## Work to complete
Return each line of the records holding the string "conformitate".
** Start Source data **
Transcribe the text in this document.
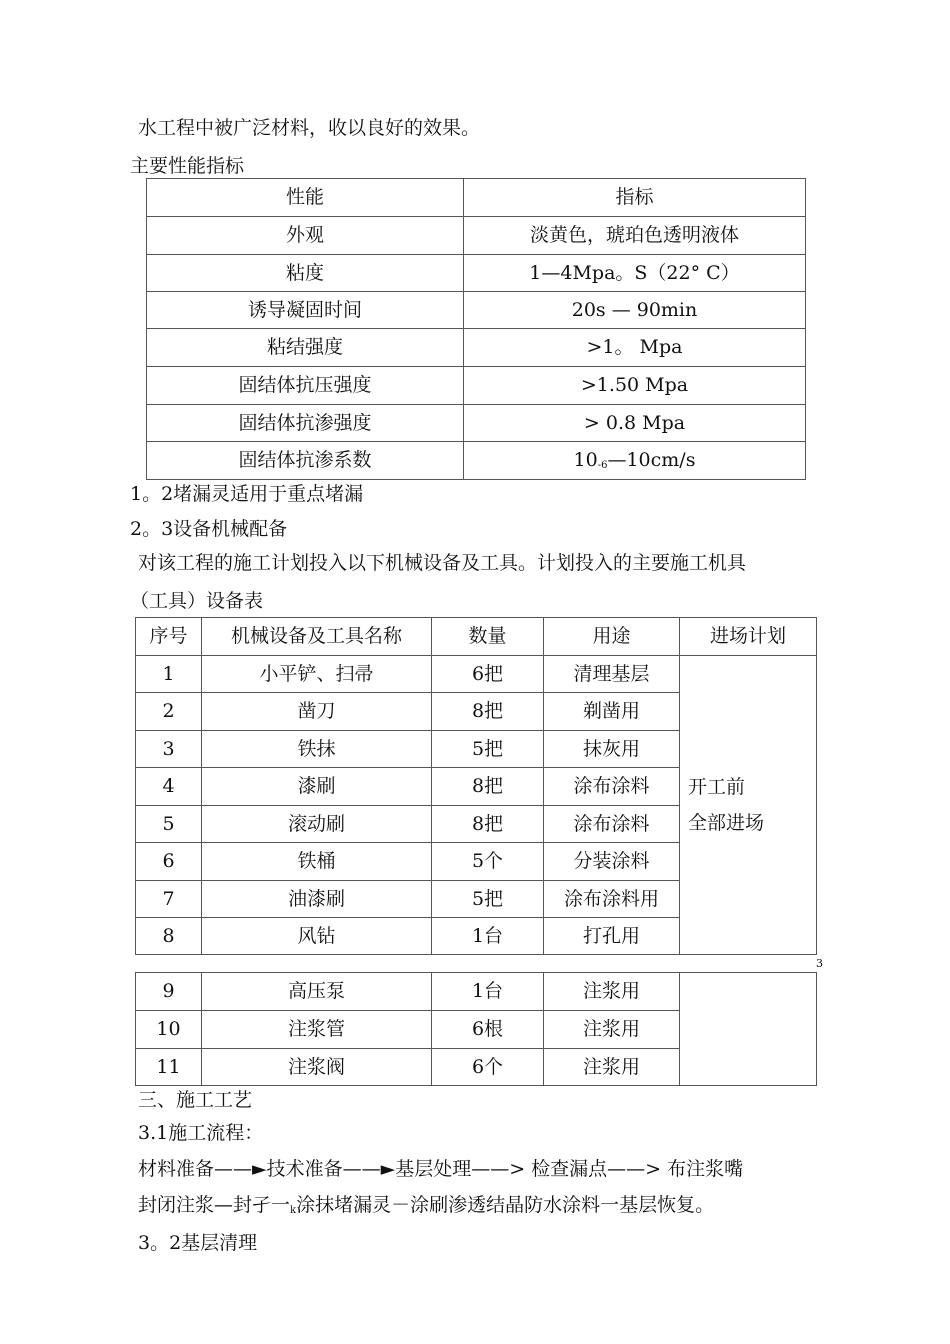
水工程中被广泛材料，收以良好的效果。
主要性能指标
性能	指标
外观	淡黄色，琥珀色透明液体
粘度	1—4Mpa。S（22° C）
诱导凝固时间	20s — 90min
粘结强度	>1。 Mpa
固结体抗压强度	>1.50 Mpa
固结体抗渗强度	> 0.8 Mpa
固结体抗渗系数	$10_{-6}—10cm/s$
1。2堵漏灵适用于重点堵漏
2。3设备机械配备
对该工程的施工计划投入以下机械设备及工具。计划投入的主要施工机具
（工具）设备表
序号	机械设备及工具名称	数量	用途	进场计划
1	小平铲、扫帚	6把	清理基层	开工前
全部进场
2	凿刀	8把	剃凿用	
3	铁抹	5把	抹灰用	
4	漆刷	8把	涂布涂料	
5	滚动刷	8把	涂布涂料	
6	铁桶	5个	分装涂料	
7	油漆刷	5把	涂布涂料用	
8	风钻	1台	打孔用	
3
9	高压泵	1台	注浆用	
10	注浆管	6根	注浆用	
11	注浆阀	6个	注浆用	
三、施工工艺
3.1施工流程：
材料准备——►技术准备——►基层处理——> 检查漏点——> 布注浆嘴
封闭注浆—封孑一$_k$涂抹堵漏灵－涂刷渗透结晶防水涂料一基层恢复。
3。2基层清理
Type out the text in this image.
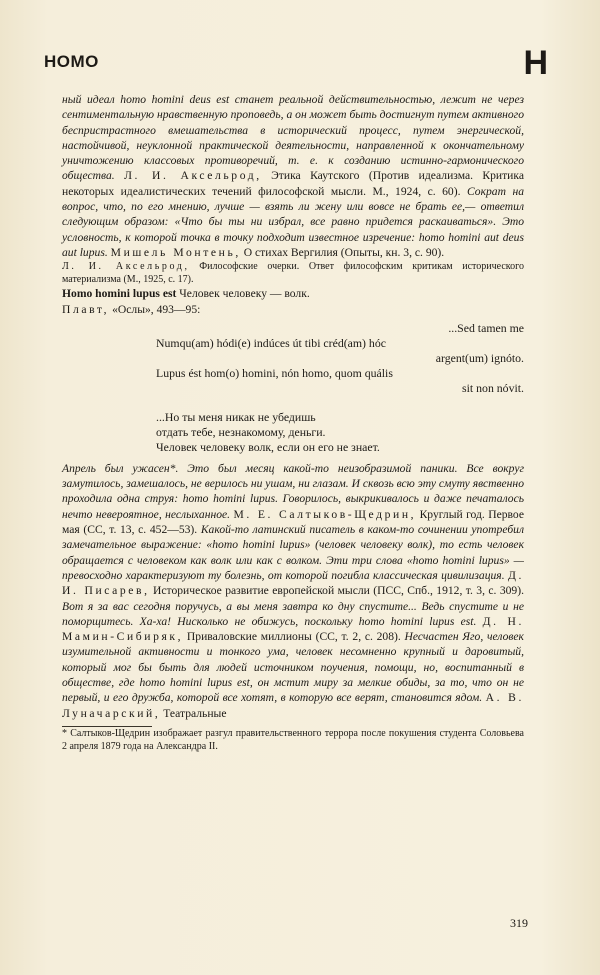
HOMO	H

ный идеал homo homini deus est станет реальной действительностью, лежит не через сентиментальную нравственную проповедь, а он может быть достигнут путем активного беспристрастного вмешательства в исторический процесс, путем энергической, настойчивой, неуклонной практической деятельности, направленной к окончательному уничтожению классовых противоречий, т. е. к созданию истинно-гармонического общества. Л. И. Аксельрод, Этика Каутского (Против идеализма. Критика некоторых идеалистических течений философской мысли. М., 1924, с. 60). Сократ на вопрос, что, по его мнению, лучше — взять ли жену или вовсе не брать ее,— ответил следующим образом: «Что бы ты ни избрал, все равно придется раскаиваться». Это условность, к которой точка в точку подходит известное изречение: homo homini aut deus aut lupus. Мишель Монтень, О стихах Вергилия (Опыты, кн. 3, с. 90).

Л. И. Аксельрод, Философские очерки. Ответ философским критикам исторического материализма (М., 1925, с. 17).

Homo homini lupus est Человек человеку — волк.

Плавт, «Ослы», 493—95:

...Sed tamen me
Numqu(am) hódi(e) indúces út tibi créd(am) hóc
argent(um) ignóto.
Lupus ést hom(o) homini, nón homo, quom quális
sit non nóvit.
...Но ты меня никак не убедишь
отдать тебе, незнакомому, деньги.
Человек человеку волк, если он его не знает.

Апрель был ужасен*. Это был месяц какой-то неизобразимой паники. Все вокруг замутилось, замешалось, не верилось ни ушам, ни глазам. И сквозь всю эту смуту явственно проходила одна струя: homo homini lupus. Говорилось, выкрикивалось и даже печаталось нечто невероятное, неслыханное. М. Е. Салтыков-Щедрин, Круглый год. Первое мая (СС, т. 13, с. 452—53). Какой-то латинский писатель в каком-то сочинении употребил замечательное выражение: «homo homini lupus» (человек человеку волк), то есть человек обращается с человеком как волк или как с волком. Эти три слова «homo homini lupus» — превосходно характеризуют ту болезнь, от которой погибла классическая цивилизация. Д. И. Писарев, Историческое развитие европейской мысли (ПСС, Спб., 1912, т. 3, с. 309). Вот я за вас сегодня поручусь, а вы меня завтра ко дну спустите... Ведь спустите и не поморщитесь. Ха-ха! Нисколько не обижусь, поскольку homo homini lupus est. Д. Н. Мамин-Сибиряк, Приваловские миллионы (СС, т. 2, с. 208). Несчастен Яго, человек изумительной активности и тонкого ума, человек несомненно крупный и даровитый, который мог бы быть для людей источником поучения, помощи, но, воспитанный в обществе, где homo homini lupus est, он мстит миру за мелкие обиды, за то, что он не первый, и его дружба, которой все хотят, в которую все верят, становится ядом. А. В. Луначарский, Театральные

* Салтыков-Щедрин изображает разгул правительственного террора после покушения студента Соловьева 2 апреля 1879 года на Александра II.

319
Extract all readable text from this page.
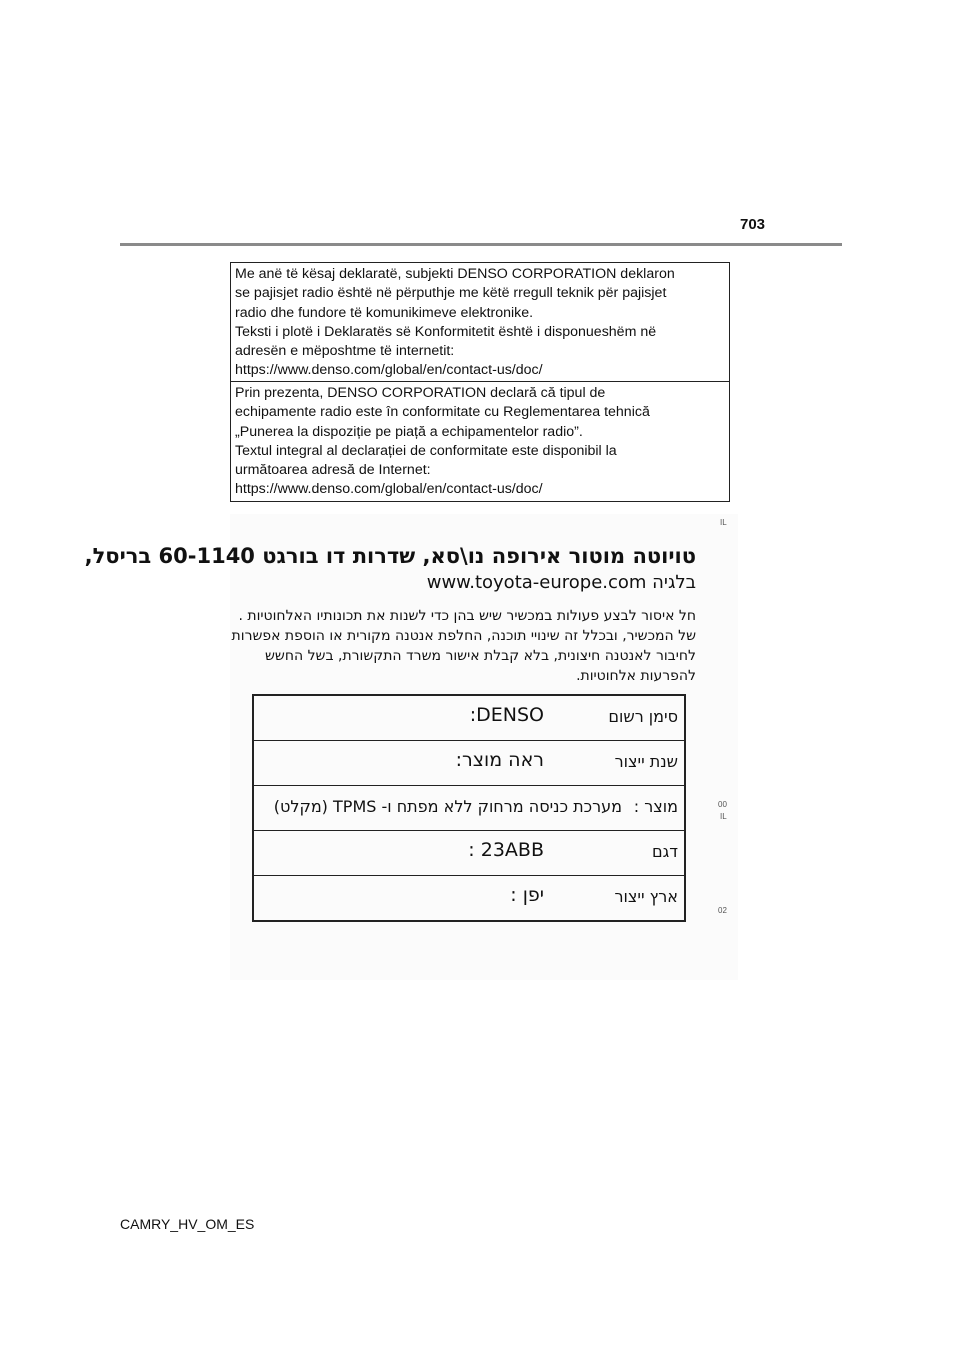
703

Me anë të kësaj deklaratë, subjekti DENSO CORPORATION deklaron

se pajisjet radio është në përputhje me këtë rregull teknik për pajisjet

radio dhe fundore të komunikimeve elektronike.

Teksti i plotë i Deklaratës së Konformitetit është i disponueshëm në

adresën e mëposhtme të internetit:

https://www.denso.com/global/en/contact-us/doc/

Prin prezenta, DENSO CORPORATION declară că tipul de

echipamente radio este în conformitate cu Reglementarea tehnică

„Punerea la dispoziție pe piață a echipamentelor radio”.

Textul integral al declarației de conformitate este disponibil la

următoarea adresă de Internet:

https://www.denso.com/global/en/contact-us/doc/

IL
טויוטה מוטור אירופה נו\סא, שדרות דו בורגט 60-1140 בריסל,
בלגיה www.toyota-europe.com
חל איסור לבצע פעולות במכשיר שיש בהן כדי לשנות את תכונותיו האלחוטיות .
של המכשיר, ובכלל זה שינויי תוכנה, החלפת אנטנה מקורית או הוספת אפשרות
לחיבור לאנטנה חיצונית, בלא קבלת אישור משרד התקשורת, בשל החשש
להפרעות אלחוטיות.
סימן רשום
DENSO:
שנת ייצור
ראה מוצר:
מוצר :
מערכת כניסה מרחוק ללא מפתח ו- TPMS (מקלט)
דגם
23ABB :
ארץ ייצור
יפן :
00
IL
02
CAMRY_HV_OM_ES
** End Source data **
## Response to this exercise
echipamente radio este în conformitate cu Reglementarea tehnică
Textul integral al declarației de conformitate este disponibil la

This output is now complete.